__Page__:

┌──

And Article 5 even touches on the delicate and urgent question of foreign nationals detained for political reasons in China (even if China makes excuses for that), calling “[…] for the immediate release of the Swedish national book publisher Gui Minhai and the two Canadian citizens Michael Spavor and Michael Kovrig.”

Now – action

Just words, as usual, one may comment. No, not only. Not this time. At least in the intentions of the MEPs who passed this urgent resolution. In fact, the document urges to action the international community explicitly and the European Parliament specifically. Article 13 “[c]alls on EU Member States to prevent any activities undertaken by the Chinese authorities in the EU’s territory to harass members of Turkic communities, Tibetans and other religious or ethnic groups in order to compel them to act as informants, to force their return to China or silence them.” And, very importantly, Article 14 “[c]alls on the Chinese authorities to allow free, meaningful and unhindered access to Xinjiang province and Tibet Autonomous Region for journalists and international observers, including for the UN High Commissioner for Human Rights and UN Special Procedures; calls for the EU and the Member States to take the lead during the next session of the UN Human Rights Council on a resolution establishing a fact-finding mission to Xinjiang.”

└──

[Data entries]
┌──

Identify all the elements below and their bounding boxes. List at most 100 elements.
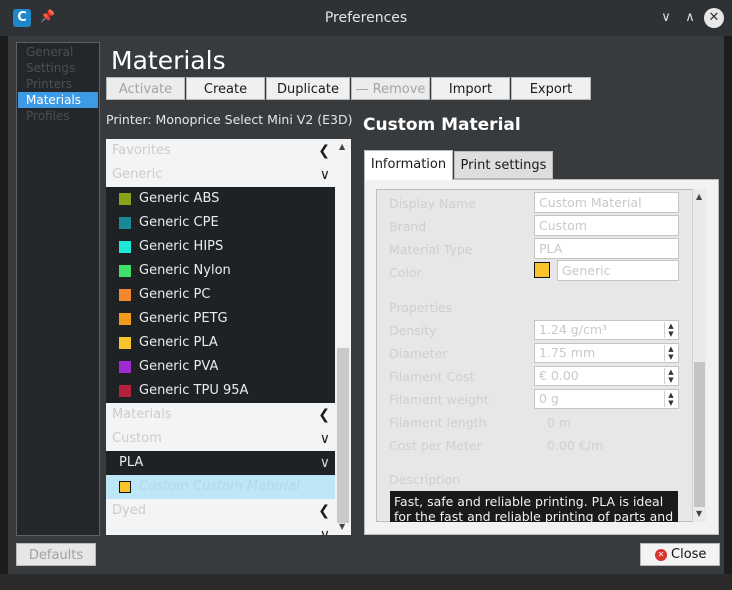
list-item[interactable]: Generic PLA	[106, 331, 336, 355]
defaults-button[interactable]: Defaults	[16, 543, 96, 566]
chevron-down-icon: ∨	[319, 527, 330, 535]
remove-button[interactable]: — Remove	[351, 77, 430, 100]
chevron-left-icon: ❮	[318, 503, 330, 519]
list-item-label: Generic PETG	[139, 311, 228, 326]
spin-arrows-icon[interactable]: ▲ ▼	[664, 391, 677, 407]
brand-field[interactable]: Custom	[534, 215, 679, 236]
tab-information[interactable]: Information	[364, 150, 453, 180]
spin-arrows-icon[interactable]: ▲ ▼	[664, 368, 677, 384]
chevron-up-icon[interactable]: ∧	[680, 8, 700, 28]
import-button[interactable]: Import	[431, 77, 510, 100]
density-value: 1.24 g/cm³	[539, 322, 608, 337]
color-swatch	[119, 385, 131, 397]
chevron-down-icon[interactable]: ∨	[656, 8, 676, 28]
category-settings[interactable]: Settings	[18, 60, 98, 76]
list-item-label: Generic HIPS	[139, 239, 224, 254]
chevron-left-icon: ❮	[318, 407, 330, 423]
duplicate-button[interactable]: Duplicate	[266, 77, 350, 100]
spin-arrows-icon[interactable]: ▲ ▼	[664, 322, 677, 338]
spin-arrows-icon[interactable]: ▲ ▼	[664, 345, 677, 361]
scroll-down-icon[interactable]: ▼	[339, 522, 345, 531]
export-button[interactable]: Export	[511, 77, 591, 100]
chevron-left-icon: ❮	[318, 143, 330, 159]
category-profiles[interactable]: Profiles	[18, 108, 98, 124]
information-form: Display Name Custom Material Brand Custo…	[376, 189, 694, 522]
density-spinbox[interactable]: 1.24 g/cm³ ▲ ▼	[534, 320, 679, 340]
background-window-strip	[0, 574, 732, 590]
filament-cost-spinbox[interactable]: € 0.00 ▲ ▼	[534, 366, 679, 386]
list-item-partial[interactable]: ∨	[106, 523, 336, 535]
filament-cost-label: Filament Cost	[389, 369, 475, 384]
list-item[interactable]: Generic ABS	[106, 187, 336, 211]
form-scroll-thumb[interactable]	[694, 362, 705, 507]
display-name-label: Display Name	[389, 196, 476, 211]
list-item[interactable]: Generic CPE	[106, 211, 336, 235]
brand-row-favorites[interactable]: Favorites ❮	[106, 139, 336, 163]
brand-row-generic[interactable]: Generic ∨	[106, 163, 336, 187]
chevron-down-icon: ∨	[319, 167, 330, 183]
list-item-selected[interactable]: Custom Custom Material	[106, 475, 336, 499]
brand-row-dyed[interactable]: Dyed ❮	[106, 499, 336, 523]
filament-length-value: 0 m	[547, 415, 572, 430]
type-row-pla[interactable]: PLA ∨	[106, 451, 336, 475]
color-name-field[interactable]: Generic	[557, 260, 679, 281]
diameter-spinbox[interactable]: 1.75 mm ▲ ▼	[534, 343, 679, 363]
color-swatch	[119, 265, 131, 277]
filament-weight-spinbox[interactable]: 0 g ▲ ▼	[534, 389, 679, 409]
list-item[interactable]: Generic PC	[106, 283, 336, 307]
tab-print-settings[interactable]: Print settings	[454, 151, 553, 179]
category-materials[interactable]: Materials	[18, 92, 98, 108]
cost-per-meter-value: 0.00 €/m	[547, 438, 604, 453]
list-item[interactable]: Generic HIPS	[106, 235, 336, 259]
activate-button[interactable]: Activate	[106, 77, 185, 100]
filament-weight-label: Filament weight	[389, 392, 489, 407]
category-general[interactable]: General	[18, 44, 98, 60]
brand-row-materials[interactable]: Materials ❮	[106, 403, 336, 427]
materials-list: Favorites ❮ Generic ∨ Generic ABS Generi…	[106, 139, 351, 535]
list-item-label: Custom Custom Material	[139, 479, 300, 494]
color-swatch	[119, 193, 131, 205]
color-swatch	[119, 337, 131, 349]
category-printers[interactable]: Printers	[18, 76, 98, 92]
cost-per-meter-label: Cost per Meter	[389, 438, 482, 453]
brand-row-label: Favorites	[112, 143, 171, 158]
color-swatch	[119, 313, 131, 325]
properties-heading: Properties	[389, 300, 453, 315]
list-item[interactable]: Generic PETG	[106, 307, 336, 331]
close-icon: ✕	[655, 549, 667, 561]
color-swatch	[119, 289, 131, 301]
color-swatch-button[interactable]	[534, 262, 550, 278]
window-title: Preferences	[324, 10, 408, 26]
brand-row-custom[interactable]: Custom ∨	[106, 427, 336, 451]
list-scroll-thumb[interactable]	[337, 348, 349, 523]
list-item[interactable]: Generic PVA	[106, 355, 336, 379]
brand-row-label: Custom	[112, 431, 162, 446]
printer-label: Printer: Monoprice Select Mini V2 (E3D)	[106, 112, 353, 127]
display-name-field[interactable]: Custom Material	[534, 192, 679, 213]
material-title: Custom Material	[363, 115, 521, 135]
density-label: Density	[389, 323, 437, 338]
scroll-up-icon[interactable]: ▲	[339, 142, 345, 151]
create-button[interactable]: Create	[186, 77, 265, 100]
list-item-label: Generic ABS	[139, 191, 220, 206]
list-item-label: Generic CPE	[139, 215, 219, 230]
close-window-icon[interactable]: ✕	[704, 8, 724, 28]
page-title: Materials	[111, 46, 226, 75]
color-label: Color	[389, 265, 422, 280]
list-item[interactable]: Generic TPU 95A	[106, 379, 336, 403]
diameter-label: Diameter	[389, 346, 448, 361]
material-type-field[interactable]: PLA	[534, 238, 679, 259]
brand-label: Brand	[389, 219, 427, 234]
list-item[interactable]: Generic Nylon	[106, 259, 336, 283]
filament-length-label: Filament length	[389, 415, 487, 430]
color-swatch	[119, 481, 131, 493]
close-button-label: Close	[671, 547, 707, 562]
scroll-down-icon[interactable]: ▼	[696, 509, 702, 518]
filament-weight-value: 0 g	[539, 391, 559, 406]
color-swatch	[119, 241, 131, 253]
list-item-label: Generic TPU 95A	[139, 383, 249, 398]
chevron-down-icon: ∨	[319, 431, 330, 447]
description-field[interactable]: Fast, safe and reliable printing. PLA is…	[390, 491, 678, 522]
close-button[interactable]: ✕ Close	[640, 543, 720, 566]
scroll-up-icon[interactable]: ▲	[696, 192, 702, 201]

└──

__Actions to take__:
1) Name every person mentioned by name in the passage about the European Parliament resolution on China.
2) In the passage about the European Parliament resolution on China, which article calls for a UN fact-finding mission to Xinjiang?
These lines have no part in the work.

__Full answers__:
1) Gui Minhai, Michael Spavor, Michael Kovrig

2) Article 14